Give only the count of lines containing "legend".

Dataset rows about figures:
+++

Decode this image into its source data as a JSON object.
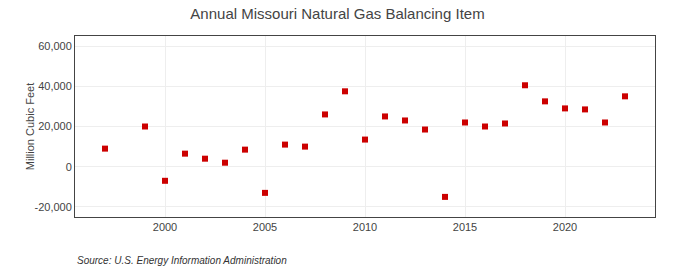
{
  "chart_data": {
    "type": "scatter",
    "title": "Annual Missouri Natural Gas Balancing Item",
    "y_label": "Million Cubic Feet",
    "annotations": [
      "Source: U.S. Energy Information Administration"
    ],
    "x": [
      1997,
      1999,
      2000,
      2001,
      2002,
      2003,
      2004,
      2005,
      2006,
      2007,
      2008,
      2009,
      2010,
      2011,
      2012,
      2013,
      2014,
      2015,
      2016,
      2017,
      2018,
      2019,
      2020,
      2021,
      2022,
      2023
    ],
    "values": [
      9000,
      20000,
      -7000,
      6500,
      4000,
      2000,
      8500,
      -13000,
      11000,
      10000,
      26000,
      37500,
      13500,
      25000,
      23000,
      18500,
      -15000,
      22000,
      20000,
      21500,
      40500,
      32500,
      29000,
      28500,
      22000,
      35000
    ],
    "color": "#cc0000",
    "marker": "square",
    "xlim": [
      1995.5,
      2024.5
    ],
    "ylim": [
      -25000,
      65000
    ],
    "xticks": [
      2000,
      2005,
      2010,
      2015,
      2020
    ],
    "yticks": [
      {
        "value": -20000,
        "label": "-20,000"
      },
      0,
      {
        "value": 20000,
        "label": "20,000"
      },
      {
        "value": 40000,
        "label": "40,000"
      },
      {
        "value": 60000,
        "label": "60,000"
      }
    ],
    "grid": true
  }
}
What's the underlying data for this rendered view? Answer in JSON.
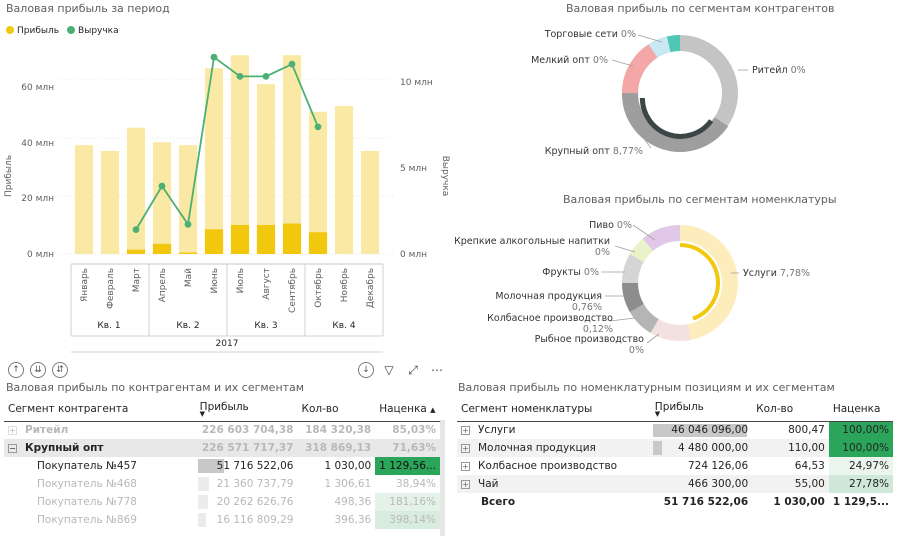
{
  "combo_chart": {
    "title": "Валовая прибыль за период",
    "legend": [
      {
        "label": "Прибыль",
        "color": "#f2c80f"
      },
      {
        "label": "Выручка",
        "color": "#4caf73"
      }
    ],
    "y_left_label": "Прибыль",
    "y_right_label": "Выручка",
    "y_left_ticks": [
      "0 млн",
      "20 млн",
      "40 млн",
      "60 млн"
    ],
    "y_right_ticks": [
      "0 млн",
      "5 млн",
      "10 млн"
    ],
    "year": "2017",
    "quarters": [
      "Кв. 1",
      "Кв. 2",
      "Кв. 3",
      "Кв. 4"
    ]
  },
  "donut1": {
    "title": "Валовая прибыль по сегментам контрагентов",
    "labels": [
      {
        "text": "Торговые сети",
        "pct": "0%"
      },
      {
        "text": "Мелкий опт",
        "pct": "0%"
      },
      {
        "text": "Ритейл",
        "pct": "0%"
      },
      {
        "text": "Крупный опт",
        "pct": "8,77%"
      }
    ]
  },
  "donut2": {
    "title": "Валовая прибыль по сегментам номенклатуры",
    "labels": [
      {
        "text": "Пиво",
        "pct": "0%"
      },
      {
        "text": "Крепкие алкогольные напитки",
        "pct": "0%"
      },
      {
        "text": "Фрукты",
        "pct": "0%"
      },
      {
        "text": "Молочная продукция",
        "pct": "0,76%"
      },
      {
        "text": "Колбасное производство",
        "pct": "0,12%"
      },
      {
        "text": "Рыбное производство",
        "pct": "0%"
      },
      {
        "text": "Услуги",
        "pct": "7,78%"
      }
    ]
  },
  "table1": {
    "title": "Валовая прибыль по контрагентам и их сегментам",
    "headers": [
      "Сегмент контрагента",
      "Прибыль",
      "Кол-во",
      "Наценка"
    ],
    "rows": [
      {
        "name": "Ритейл",
        "profit": "226 603 704,38",
        "qty": "184 320,38",
        "markup": "85,03%"
      },
      {
        "name": "Крупный опт",
        "profit": "226 571 717,37",
        "qty": "318 869,13",
        "markup": "71,63%"
      },
      {
        "name": "Покупатель №457",
        "profit": "51 716 522,06",
        "qty": "1 030,00",
        "markup": "1 129,56..."
      },
      {
        "name": "Покупатель №468",
        "profit": "21 360 737,79",
        "qty": "1 306,61",
        "markup": "38,94%"
      },
      {
        "name": "Покупатель №778",
        "profit": "20 262 626,76",
        "qty": "498,36",
        "markup": "181,16%"
      },
      {
        "name": "Покупатель №869",
        "profit": "16 116 809,29",
        "qty": "396,36",
        "markup": "398,14%"
      }
    ]
  },
  "table2": {
    "title": "Валовая прибыль по номенклатурным позициям и их сегментам",
    "headers": [
      "Сегмент номенклатуры",
      "Прибыль",
      "Кол-во",
      "Наценка"
    ],
    "rows": [
      {
        "name": "Услуги",
        "profit": "46 046 096,00",
        "qty": "800,47",
        "markup": "100,00%"
      },
      {
        "name": "Молочная продукция",
        "profit": "4 480 000,00",
        "qty": "110,00",
        "markup": "100,00%"
      },
      {
        "name": "Колбасное производство",
        "profit": "724 126,06",
        "qty": "64,53",
        "markup": "24,97%"
      },
      {
        "name": "Чай",
        "profit": "466 300,00",
        "qty": "55,00",
        "markup": "27,78%"
      }
    ],
    "total": {
      "name": "Всего",
      "profit": "51 716 522,06",
      "qty": "1 030,00",
      "markup": "1 129,5..."
    }
  },
  "chart_data": {
    "type": "bar",
    "title": "Валовая прибыль за период",
    "categories": [
      "Январь",
      "Февраль",
      "Март",
      "Апрель",
      "Май",
      "Июнь",
      "Июль",
      "Август",
      "Сентябрь",
      "Октябрь",
      "Ноябрь",
      "Декабрь"
    ],
    "ylabel": "Прибыль",
    "ylim": [
      0,
      72
    ],
    "y2label": "Выручка",
    "y2lim": [
      0,
      12
    ],
    "series": [
      {
        "name": "Прибыль",
        "kind": "bar",
        "values": [
          37.5,
          35.5,
          43.5,
          38.5,
          37.5,
          64,
          68.5,
          58.5,
          68.5,
          49,
          51,
          35.5
        ],
        "color": "#fae9a5"
      },
      {
        "name": "Прибыль",
        "kind": "bar-highlight",
        "values": [
          0,
          0,
          1.5,
          3.5,
          0.5,
          8.5,
          10,
          10,
          10.5,
          7.5,
          0,
          0
        ],
        "color": "#f2c80f"
      },
      {
        "name": "Выручка",
        "kind": "line",
        "values": [
          null,
          null,
          1.4,
          3.9,
          1.7,
          11.3,
          10.2,
          10.2,
          10.9,
          7.3,
          null,
          null
        ],
        "color": "#4caf73"
      }
    ]
  }
}
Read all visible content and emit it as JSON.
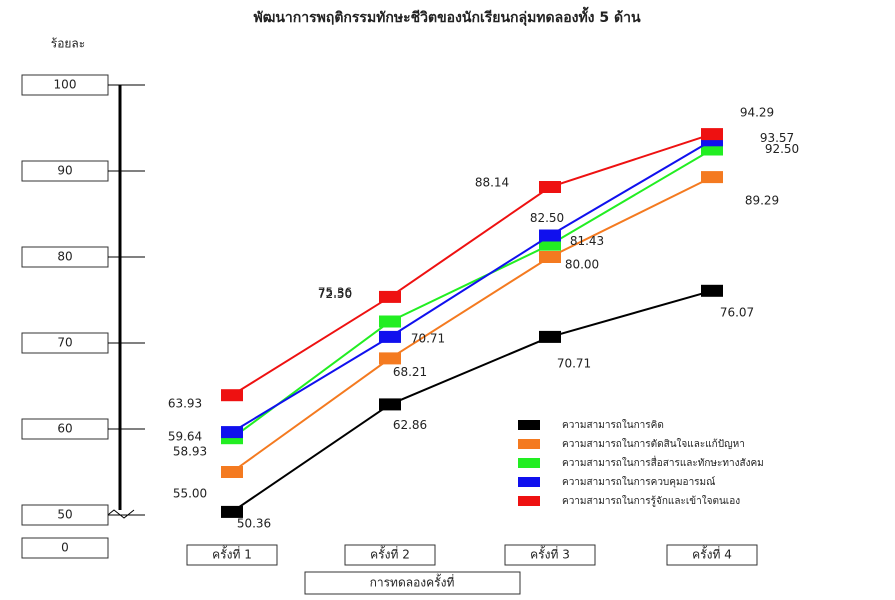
{
  "chart_data": {
    "type": "line",
    "title": "พัฒนาการพฤติกรรมทักษะชีวิตของนักเรียนกลุ่มทดลองทั้ง 5 ด้าน",
    "y_label": "ร้อยละ",
    "x_label": "การทดลองครั้งที่",
    "categories": [
      "ครั้งที่ 1",
      "ครั้งที่ 2",
      "ครั้งที่ 3",
      "ครั้งที่ 4"
    ],
    "ylim": [
      50,
      100
    ],
    "yticks": [
      0,
      50,
      60,
      70,
      80,
      90,
      100
    ],
    "axis_break": true,
    "legend": "lower right",
    "series": [
      {
        "name": "ความสามารถในการคิด",
        "color": "#000000",
        "values": [
          50.36,
          62.86,
          70.71,
          76.07
        ],
        "value_labels": [
          "50.36",
          "62.86",
          "70.71",
          "76.07"
        ]
      },
      {
        "name": "ความสามารถในการตัดสินใจและแก้ปัญหา",
        "color": "#f47a20",
        "values": [
          55.0,
          68.21,
          80.0,
          89.29
        ],
        "value_labels": [
          "55.00",
          "68.21",
          "80.00",
          "89.29"
        ]
      },
      {
        "name": "ความสามารถในการสื่อสารและทักษะทางสังคม",
        "color": "#22ee22",
        "values": [
          58.93,
          72.5,
          81.43,
          92.5
        ],
        "value_labels": [
          "58.93",
          "72.50",
          "81.43",
          "92.50"
        ]
      },
      {
        "name": "ความสามารถในการควบคุมอารมณ์",
        "color": "#1010ee",
        "values": [
          59.64,
          70.71,
          82.5,
          93.57
        ],
        "value_labels": [
          "59.64",
          "70.71",
          "82.50",
          "93.57"
        ]
      },
      {
        "name": "ความสามารถในการรู้จักและเข้าใจตนเอง",
        "color": "#ee1111",
        "values": [
          63.93,
          75.36,
          88.14,
          94.29
        ],
        "value_labels": [
          "63.93",
          "75.36",
          "88.14",
          "94.29"
        ]
      }
    ]
  }
}
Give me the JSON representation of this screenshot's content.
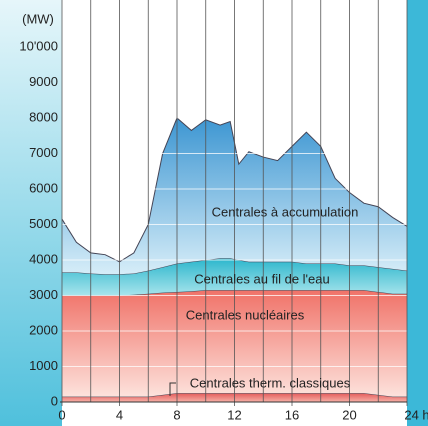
{
  "chart_data": {
    "type": "stacked_area",
    "y_label": "(MW)",
    "x": [
      0,
      1,
      2,
      3,
      4,
      5,
      6,
      7,
      8,
      9,
      10,
      11,
      11.7,
      12.3,
      13,
      14,
      15,
      16,
      17,
      18,
      19,
      20,
      21,
      22,
      23,
      24
    ],
    "series": [
      {
        "name": "Centrales therm. classiques",
        "color": "#e45a5a",
        "values": [
          150,
          150,
          150,
          150,
          150,
          150,
          150,
          200,
          250,
          250,
          250,
          250,
          250,
          250,
          250,
          250,
          250,
          250,
          250,
          250,
          250,
          250,
          250,
          200,
          150,
          150
        ]
      },
      {
        "name": "Centrales nucléaires",
        "color": "#f07c72",
        "values": [
          2850,
          2850,
          2850,
          2850,
          2850,
          2870,
          2900,
          2880,
          2850,
          2870,
          2900,
          2900,
          2900,
          2900,
          2900,
          2900,
          2900,
          2900,
          2900,
          2900,
          2900,
          2900,
          2900,
          2900,
          2900,
          2900
        ]
      },
      {
        "name": "Centrales au fil de l'eau",
        "color": "#3cc2d4",
        "values": [
          650,
          650,
          620,
          600,
          600,
          600,
          650,
          720,
          800,
          830,
          850,
          900,
          900,
          850,
          800,
          800,
          800,
          800,
          750,
          750,
          750,
          700,
          700,
          700,
          700,
          650
        ]
      },
      {
        "name": "Centrales à accumulation",
        "color": "#4aa3d8",
        "values": [
          1500,
          850,
          580,
          550,
          350,
          580,
          1300,
          3200,
          4100,
          3700,
          3950,
          3750,
          3850,
          2700,
          3100,
          2950,
          2850,
          3250,
          3700,
          3300,
          2400,
          2050,
          1750,
          1700,
          1450,
          1250
        ]
      }
    ],
    "xlim": [
      0,
      24
    ],
    "xticks": [
      0,
      4,
      8,
      12,
      16,
      20,
      {
        "value": 24,
        "label": "24 h"
      }
    ],
    "xminor": [
      2,
      6,
      10,
      14,
      18,
      22
    ],
    "ylim": [
      0,
      11000
    ],
    "yticks": [
      0,
      1000,
      2000,
      3000,
      4000,
      5000,
      6000,
      7000,
      8000,
      9000,
      {
        "value": 10000,
        "label": "10'000"
      }
    ],
    "grid": true
  }
}
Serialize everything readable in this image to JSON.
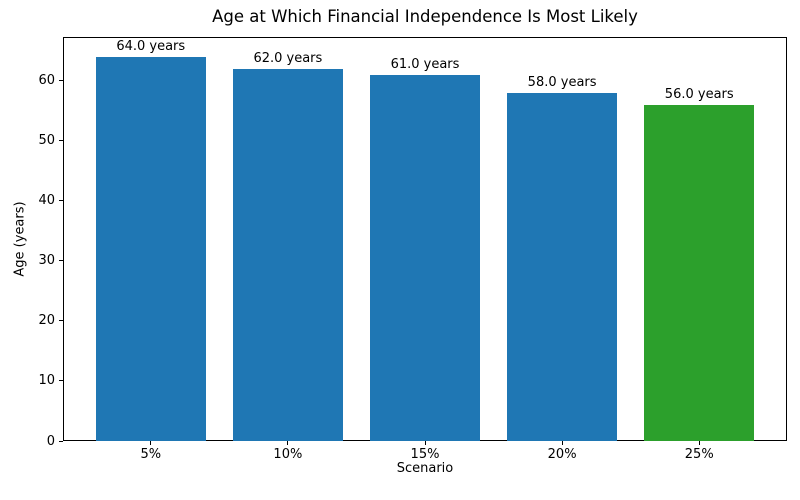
{
  "chart_data": {
    "type": "bar",
    "title": "Age at Which Financial Independence Is Most Likely",
    "xlabel": "Scenario",
    "ylabel": "Age (years)",
    "categories": [
      "5%",
      "10%",
      "15%",
      "20%",
      "25%"
    ],
    "values": [
      64.0,
      62.0,
      61.0,
      58.0,
      56.0
    ],
    "bar_labels": [
      "64.0 years",
      "62.0 years",
      "61.0 years",
      "58.0 years",
      "56.0 years"
    ],
    "bar_colors": [
      "#1f77b4",
      "#1f77b4",
      "#1f77b4",
      "#1f77b4",
      "#2ca02c"
    ],
    "ylim": [
      0,
      67.3
    ],
    "yticks": [
      0,
      10,
      20,
      30,
      40,
      50,
      60
    ],
    "grid": false,
    "legend": "none",
    "background_color": "#ffffff",
    "text_color": "#000000"
  }
}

+++

**SOLUTION TO THIS PROBLEM**
3